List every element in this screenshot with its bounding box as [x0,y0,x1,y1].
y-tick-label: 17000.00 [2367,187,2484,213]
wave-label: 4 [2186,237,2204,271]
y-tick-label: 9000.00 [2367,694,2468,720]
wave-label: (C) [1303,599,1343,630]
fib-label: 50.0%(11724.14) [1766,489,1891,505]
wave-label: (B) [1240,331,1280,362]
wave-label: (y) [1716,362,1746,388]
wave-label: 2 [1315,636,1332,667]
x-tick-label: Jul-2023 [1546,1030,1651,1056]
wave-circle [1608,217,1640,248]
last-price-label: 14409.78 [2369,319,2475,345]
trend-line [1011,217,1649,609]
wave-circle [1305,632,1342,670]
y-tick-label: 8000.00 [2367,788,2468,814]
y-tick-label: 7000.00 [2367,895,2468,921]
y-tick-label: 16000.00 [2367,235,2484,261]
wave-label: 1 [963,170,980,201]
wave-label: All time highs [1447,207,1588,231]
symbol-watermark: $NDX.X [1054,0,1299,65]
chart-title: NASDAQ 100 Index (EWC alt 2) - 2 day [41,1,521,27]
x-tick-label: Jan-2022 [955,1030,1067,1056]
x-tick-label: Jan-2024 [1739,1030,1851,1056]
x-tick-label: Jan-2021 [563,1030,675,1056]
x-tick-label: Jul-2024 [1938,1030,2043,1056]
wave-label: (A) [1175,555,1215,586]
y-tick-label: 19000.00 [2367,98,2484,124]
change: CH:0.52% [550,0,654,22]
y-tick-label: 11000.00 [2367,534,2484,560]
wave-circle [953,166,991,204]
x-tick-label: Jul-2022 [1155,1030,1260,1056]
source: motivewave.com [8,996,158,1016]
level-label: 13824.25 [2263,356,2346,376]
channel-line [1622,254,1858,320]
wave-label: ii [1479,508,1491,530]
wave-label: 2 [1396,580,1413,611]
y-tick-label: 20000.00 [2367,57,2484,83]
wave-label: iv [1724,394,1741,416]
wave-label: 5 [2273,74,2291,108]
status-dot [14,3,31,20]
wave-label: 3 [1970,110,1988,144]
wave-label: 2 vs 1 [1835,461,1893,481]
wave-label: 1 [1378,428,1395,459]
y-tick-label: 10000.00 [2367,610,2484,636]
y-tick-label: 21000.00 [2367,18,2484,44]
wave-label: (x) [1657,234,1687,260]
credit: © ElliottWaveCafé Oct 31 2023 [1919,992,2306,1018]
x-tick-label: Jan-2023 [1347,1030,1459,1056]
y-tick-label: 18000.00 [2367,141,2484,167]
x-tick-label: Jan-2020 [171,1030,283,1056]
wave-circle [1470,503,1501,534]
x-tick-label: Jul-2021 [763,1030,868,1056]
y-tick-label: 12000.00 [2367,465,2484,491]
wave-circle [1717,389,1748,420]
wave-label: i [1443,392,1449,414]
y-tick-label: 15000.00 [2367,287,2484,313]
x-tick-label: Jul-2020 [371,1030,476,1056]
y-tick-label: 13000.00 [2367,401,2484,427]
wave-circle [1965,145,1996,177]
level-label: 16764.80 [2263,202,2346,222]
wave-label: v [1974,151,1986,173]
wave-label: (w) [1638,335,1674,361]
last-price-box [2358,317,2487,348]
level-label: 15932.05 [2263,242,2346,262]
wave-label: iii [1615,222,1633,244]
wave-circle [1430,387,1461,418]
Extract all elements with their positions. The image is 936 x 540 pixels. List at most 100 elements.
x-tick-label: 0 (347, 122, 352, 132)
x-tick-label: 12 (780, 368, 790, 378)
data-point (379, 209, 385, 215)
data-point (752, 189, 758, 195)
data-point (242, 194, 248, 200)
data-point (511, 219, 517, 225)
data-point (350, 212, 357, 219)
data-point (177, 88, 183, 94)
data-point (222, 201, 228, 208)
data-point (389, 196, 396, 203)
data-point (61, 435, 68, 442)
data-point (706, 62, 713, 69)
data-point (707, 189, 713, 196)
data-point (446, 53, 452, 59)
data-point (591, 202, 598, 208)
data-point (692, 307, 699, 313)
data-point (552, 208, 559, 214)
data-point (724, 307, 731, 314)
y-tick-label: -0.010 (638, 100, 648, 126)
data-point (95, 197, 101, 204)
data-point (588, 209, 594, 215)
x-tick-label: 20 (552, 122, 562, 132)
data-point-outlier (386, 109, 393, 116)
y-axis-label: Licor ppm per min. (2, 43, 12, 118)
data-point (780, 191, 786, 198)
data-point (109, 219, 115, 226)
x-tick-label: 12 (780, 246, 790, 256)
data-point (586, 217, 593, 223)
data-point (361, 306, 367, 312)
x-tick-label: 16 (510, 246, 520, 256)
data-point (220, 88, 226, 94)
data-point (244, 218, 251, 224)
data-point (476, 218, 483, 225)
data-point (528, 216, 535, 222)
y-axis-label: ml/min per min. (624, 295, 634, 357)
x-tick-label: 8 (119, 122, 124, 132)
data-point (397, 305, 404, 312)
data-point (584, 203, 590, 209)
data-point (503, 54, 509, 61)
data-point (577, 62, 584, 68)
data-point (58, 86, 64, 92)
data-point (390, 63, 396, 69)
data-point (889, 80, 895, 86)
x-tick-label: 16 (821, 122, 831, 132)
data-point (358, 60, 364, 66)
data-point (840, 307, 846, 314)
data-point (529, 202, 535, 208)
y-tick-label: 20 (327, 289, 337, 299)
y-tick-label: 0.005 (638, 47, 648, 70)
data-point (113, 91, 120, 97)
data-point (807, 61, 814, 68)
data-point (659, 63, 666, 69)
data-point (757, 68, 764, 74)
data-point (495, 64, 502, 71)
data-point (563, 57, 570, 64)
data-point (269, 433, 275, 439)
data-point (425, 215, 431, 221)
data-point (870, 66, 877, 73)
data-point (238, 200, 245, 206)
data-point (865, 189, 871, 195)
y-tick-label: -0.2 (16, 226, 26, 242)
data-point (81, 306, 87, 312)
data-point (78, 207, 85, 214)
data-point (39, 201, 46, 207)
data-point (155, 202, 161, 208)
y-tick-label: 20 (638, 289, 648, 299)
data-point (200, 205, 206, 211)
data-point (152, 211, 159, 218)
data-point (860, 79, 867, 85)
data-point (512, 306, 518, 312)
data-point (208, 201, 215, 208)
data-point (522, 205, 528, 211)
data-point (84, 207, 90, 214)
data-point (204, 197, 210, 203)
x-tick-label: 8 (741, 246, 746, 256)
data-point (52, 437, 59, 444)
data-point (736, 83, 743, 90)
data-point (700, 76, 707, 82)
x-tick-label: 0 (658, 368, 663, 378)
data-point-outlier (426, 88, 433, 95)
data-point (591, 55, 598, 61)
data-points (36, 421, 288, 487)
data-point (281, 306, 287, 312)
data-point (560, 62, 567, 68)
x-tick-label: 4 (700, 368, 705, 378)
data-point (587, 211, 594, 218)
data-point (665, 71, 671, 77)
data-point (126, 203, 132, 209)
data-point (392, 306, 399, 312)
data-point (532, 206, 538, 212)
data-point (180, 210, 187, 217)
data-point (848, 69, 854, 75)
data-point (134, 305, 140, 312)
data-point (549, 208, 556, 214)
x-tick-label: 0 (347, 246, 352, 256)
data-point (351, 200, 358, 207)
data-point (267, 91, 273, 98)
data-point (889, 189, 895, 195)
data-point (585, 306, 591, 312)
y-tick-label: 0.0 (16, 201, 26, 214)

- - - - - - -

### GIVEN TASK
Copy all of the data above line for line, keeping every character unchanged.

### RESPONSE TO THIS EXERCISE
List every element in this screenshot with its bounding box as [x0,y0,x1,y1].
y-tick-label: 17000.00 [2367,187,2484,213]
wave-label: 4 [2186,237,2204,271]
y-tick-label: 9000.00 [2367,694,2468,720]
wave-label: (C) [1303,599,1343,630]
fib-label: 50.0%(11724.14) [1766,489,1891,505]
wave-label: (B) [1240,331,1280,362]
wave-label: (y) [1716,362,1746,388]
wave-label: 2 [1315,636,1332,667]
x-tick-label: Jul-2023 [1546,1030,1651,1056]
wave-circle [1608,217,1640,248]
last-price-label: 14409.78 [2369,319,2475,345]
trend-line [1011,217,1649,609]
wave-circle [1305,632,1342,670]
y-tick-label: 8000.00 [2367,788,2468,814]
y-tick-label: 7000.00 [2367,895,2468,921]
y-tick-label: 16000.00 [2367,235,2484,261]
wave-label: 1 [963,170,980,201]
wave-label: All time highs [1447,207,1588,231]
symbol-watermark: $NDX.X [1054,0,1299,65]
chart-title: NASDAQ 100 Index (EWC alt 2) - 2 day [41,1,521,27]
x-tick-label: Jan-2022 [955,1030,1067,1056]
x-tick-label: Jan-2024 [1739,1030,1851,1056]
x-tick-label: Jan-2021 [563,1030,675,1056]
x-tick-label: Jul-2024 [1938,1030,2043,1056]
wave-label: (A) [1175,555,1215,586]
y-tick-label: 19000.00 [2367,98,2484,124]
change: CH:0.52% [550,0,654,22]
y-tick-label: 11000.00 [2367,534,2484,560]
wave-circle [953,166,991,204]
x-tick-label: Jul-2022 [1155,1030,1260,1056]
source: motivewave.com [8,996,158,1016]
level-label: 13824.25 [2263,356,2346,376]
channel-line [1622,254,1858,320]
wave-label: ii [1479,508,1491,530]
wave-label: 2 [1396,580,1413,611]
y-tick-label: 20000.00 [2367,57,2484,83]
wave-label: iv [1724,394,1741,416]
wave-label: 5 [2273,74,2291,108]
status-dot [14,3,31,20]
wave-label: 3 [1970,110,1988,144]
wave-label: 2 vs 1 [1835,461,1893,481]
wave-label: 1 [1378,428,1395,459]
y-tick-label: 10000.00 [2367,610,2484,636]
y-tick-label: 21000.00 [2367,18,2484,44]
wave-label: (x) [1657,234,1687,260]
credit: © ElliottWaveCafé Oct 31 2023 [1919,992,2306,1018]
x-tick-label: Jan-2023 [1347,1030,1459,1056]
y-tick-label: 18000.00 [2367,141,2484,167]
x-tick-label: Jan-2020 [171,1030,283,1056]
wave-circle [1470,503,1501,534]
x-tick-label: Jul-2021 [763,1030,868,1056]
y-tick-label: 12000.00 [2367,465,2484,491]
wave-circle [1717,389,1748,420]
wave-label: i [1443,392,1449,414]
y-tick-label: 15000.00 [2367,287,2484,313]
x-tick-label: Jul-2020 [371,1030,476,1056]
y-tick-label: 13000.00 [2367,401,2484,427]
wave-circle [1965,145,1996,177]
level-label: 16764.80 [2263,202,2346,222]
wave-label: v [1974,151,1986,173]
wave-label: (w) [1638,335,1674,361]
last-price-box [2358,317,2487,348]
level-label: 15932.05 [2263,242,2346,262]
wave-label: iii [1615,222,1633,244]
wave-circle [1430,387,1461,418]
Extract all elements with their positions. The image is 936 x 540 pixels. List at most 100 elements.
x-tick-label: 0 (347, 122, 352, 132)
x-tick-label: 12 (780, 368, 790, 378)
data-point (379, 209, 385, 215)
data-point (752, 189, 758, 195)
data-point (242, 194, 248, 200)
data-point (511, 219, 517, 225)
data-point (350, 212, 357, 219)
data-point (177, 88, 183, 94)
data-point (222, 201, 228, 208)
data-point (389, 196, 396, 203)
data-point (61, 435, 68, 442)
data-point (706, 62, 713, 69)
data-point (707, 189, 713, 196)
data-point (446, 53, 452, 59)
data-point (591, 202, 598, 208)
data-point (692, 307, 699, 313)
data-point (552, 208, 559, 214)
data-point (724, 307, 731, 314)
y-tick-label: -0.010 (638, 100, 648, 126)
data-point (95, 197, 101, 204)
data-point (588, 209, 594, 215)
x-tick-label: 20 (552, 122, 562, 132)
data-point-outlier (386, 109, 393, 116)
y-axis-label: Licor ppm per min. (2, 43, 12, 118)
data-point (780, 191, 786, 198)
data-point (109, 219, 115, 226)
x-tick-label: 12 (780, 246, 790, 256)
data-point (586, 217, 593, 223)
data-point (361, 306, 367, 312)
x-tick-label: 16 (510, 246, 520, 256)
data-point (220, 88, 226, 94)
data-point (244, 218, 251, 224)
data-point (476, 218, 483, 225)
data-point (528, 216, 535, 222)
y-axis-label: ml/min per min. (624, 295, 634, 357)
x-tick-label: 8 (119, 122, 124, 132)
data-point (397, 305, 404, 312)
data-point (584, 203, 590, 209)
data-point (503, 54, 509, 61)
data-point (577, 62, 584, 68)
data-point (58, 86, 64, 92)
data-point (390, 63, 396, 69)
data-point (889, 80, 895, 86)
x-tick-label: 16 (821, 122, 831, 132)
data-point (358, 60, 364, 66)
data-point (840, 307, 846, 314)
data-point (529, 202, 535, 208)
y-tick-label: 20 (327, 289, 337, 299)
y-tick-label: 0.005 (638, 47, 648, 70)
data-point (113, 91, 120, 97)
data-point (807, 61, 814, 68)
data-point (659, 63, 666, 69)
data-point (757, 68, 764, 74)
data-point (495, 64, 502, 71)
data-point (563, 57, 570, 64)
data-point (269, 433, 275, 439)
data-point (425, 215, 431, 221)
data-point (870, 66, 877, 73)
data-point (238, 200, 245, 206)
data-point (865, 189, 871, 195)
y-tick-label: -0.2 (16, 226, 26, 242)
data-point (81, 306, 87, 312)
data-point (78, 207, 85, 214)
data-point (39, 201, 46, 207)
data-point (155, 202, 161, 208)
y-tick-label: 20 (638, 289, 648, 299)
data-point (200, 205, 206, 211)
data-point (152, 211, 159, 218)
data-point (860, 79, 867, 85)
data-point (512, 306, 518, 312)
data-point (208, 201, 215, 208)
data-point (522, 205, 528, 211)
data-point (84, 207, 90, 214)
data-point (204, 197, 210, 203)
x-tick-label: 8 (741, 246, 746, 256)
data-point (52, 437, 59, 444)
data-point (736, 83, 743, 90)
data-point (700, 76, 707, 82)
x-tick-label: 0 (658, 368, 663, 378)
data-point-outlier (426, 88, 433, 95)
data-point (591, 55, 598, 61)
data-points (36, 421, 288, 487)
data-point (281, 306, 287, 312)
data-point (560, 62, 567, 68)
x-tick-label: 4 (700, 368, 705, 378)
data-point (587, 211, 594, 218)
data-point (665, 71, 671, 77)
data-point (126, 203, 132, 209)
data-point (392, 306, 399, 312)
data-point (532, 206, 538, 212)
data-point (180, 210, 187, 217)
data-point (848, 69, 854, 75)
data-point (134, 305, 140, 312)
data-point (549, 208, 556, 214)
x-tick-label: 0 (347, 246, 352, 256)
data-point (351, 200, 358, 207)
data-point (267, 91, 273, 98)
data-point (889, 189, 895, 195)
data-point (585, 306, 591, 312)
y-tick-label: 0.0 (16, 201, 26, 214)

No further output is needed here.